→ Short task: What is the number of lines holding the word "Ludhiana"? Write that number and nothing else.

→ Dataset:

****************

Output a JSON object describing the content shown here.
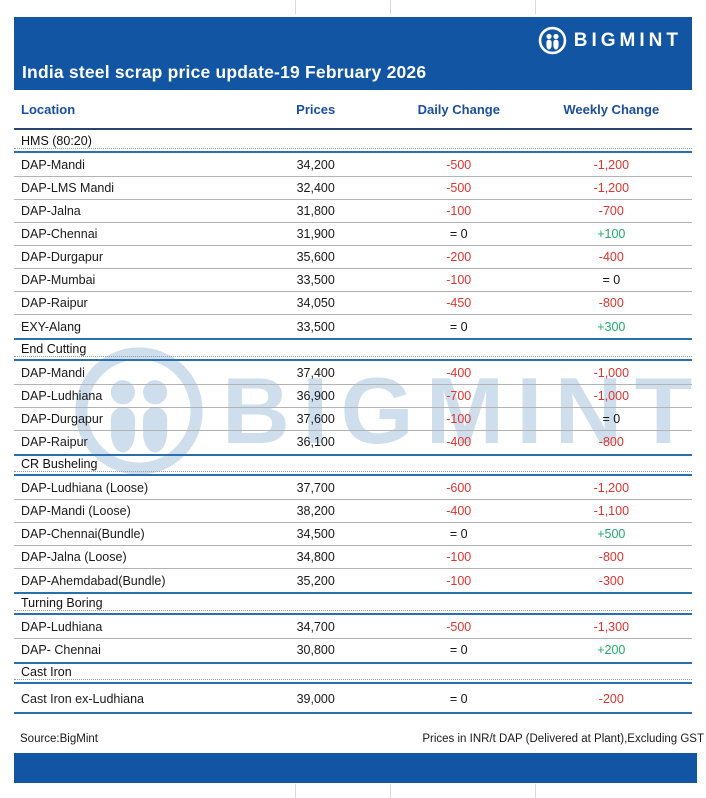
{
  "header": {
    "title": "India steel scrap price update-19 February 2026",
    "brand": "BIGMINT"
  },
  "columns": {
    "location": "Location",
    "prices": "Prices",
    "daily": "Daily Change",
    "weekly": "Weekly Change"
  },
  "table": {
    "sections": [
      {
        "name": "HMS (80:20)",
        "rows": [
          {
            "location": "DAP-Mandi",
            "price": "34,200",
            "daily": "-500",
            "weekly": "-1,200"
          },
          {
            "location": "DAP-LMS Mandi",
            "price": "32,400",
            "daily": "-500",
            "weekly": "-1,200"
          },
          {
            "location": "DAP-Jalna",
            "price": "31,800",
            "daily": "-100",
            "weekly": "-700"
          },
          {
            "location": "DAP-Chennai",
            "price": "31,900",
            "daily": "= 0",
            "weekly": "+100"
          },
          {
            "location": "DAP-Durgapur",
            "price": "35,600",
            "daily": "-200",
            "weekly": "-400"
          },
          {
            "location": "DAP-Mumbai",
            "price": "33,500",
            "daily": "-100",
            "weekly": "= 0"
          },
          {
            "location": "DAP-Raipur",
            "price": "34,050",
            "daily": "-450",
            "weekly": "-800"
          },
          {
            "location": "EXY-Alang",
            "price": "33,500",
            "daily": "= 0",
            "weekly": "+300"
          }
        ]
      },
      {
        "name": "End Cutting",
        "rows": [
          {
            "location": "DAP-Mandi",
            "price": "37,400",
            "daily": "-400",
            "weekly": "-1,000"
          },
          {
            "location": "DAP-Ludhiana",
            "price": "36,900",
            "daily": "-700",
            "weekly": "-1,000"
          },
          {
            "location": "DAP-Durgapur",
            "price": "37,600",
            "daily": "-100",
            "weekly": "= 0"
          },
          {
            "location": "DAP-Raipur",
            "price": "36,100",
            "daily": "-400",
            "weekly": "-800"
          }
        ]
      },
      {
        "name": "CR Busheling",
        "rows": [
          {
            "location": "DAP-Ludhiana (Loose)",
            "price": "37,700",
            "daily": "-600",
            "weekly": "-1,200"
          },
          {
            "location": "DAP-Mandi (Loose)",
            "price": "38,200",
            "daily": "-400",
            "weekly": "-1,100"
          },
          {
            "location": "DAP-Chennai(Bundle)",
            "price": "34,500",
            "daily": "= 0",
            "weekly": "+500"
          },
          {
            "location": "DAP-Jalna (Loose)",
            "price": "34,800",
            "daily": "-100",
            "weekly": "-800"
          },
          {
            "location": "DAP-Ahemdabad(Bundle)",
            "price": "35,200",
            "daily": "-100",
            "weekly": "-300"
          }
        ]
      },
      {
        "name": "Turning Boring",
        "rows": [
          {
            "location": "DAP-Ludhiana",
            "price": "34,700",
            "daily": "-500",
            "weekly": "-1,300"
          },
          {
            "location": "DAP- Chennai",
            "price": "30,800",
            "daily": "= 0",
            "weekly": "+200"
          }
        ]
      },
      {
        "name": "Cast Iron",
        "rows": [
          {
            "location": "Cast Iron ex-Ludhiana",
            "price": "39,000",
            "daily": "= 0",
            "weekly": "-200"
          }
        ]
      }
    ]
  },
  "footer": {
    "source": "Source:BigMint",
    "note": "Prices in INR/t DAP (Delivered at Plant),Excluding GST"
  },
  "watermark": {
    "text": "BIGMINT"
  },
  "colors": {
    "bar_blue": "#1155a3",
    "section_line_blue": "#2c6fad",
    "header_underline_navy": "#27456e",
    "column_header_text": "#1a4f9e",
    "negative_red": "#e0342f",
    "positive_green": "#1fae6a",
    "watermark_blue": "#9fbedd"
  }
}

****************

→ Result of this exercise: 4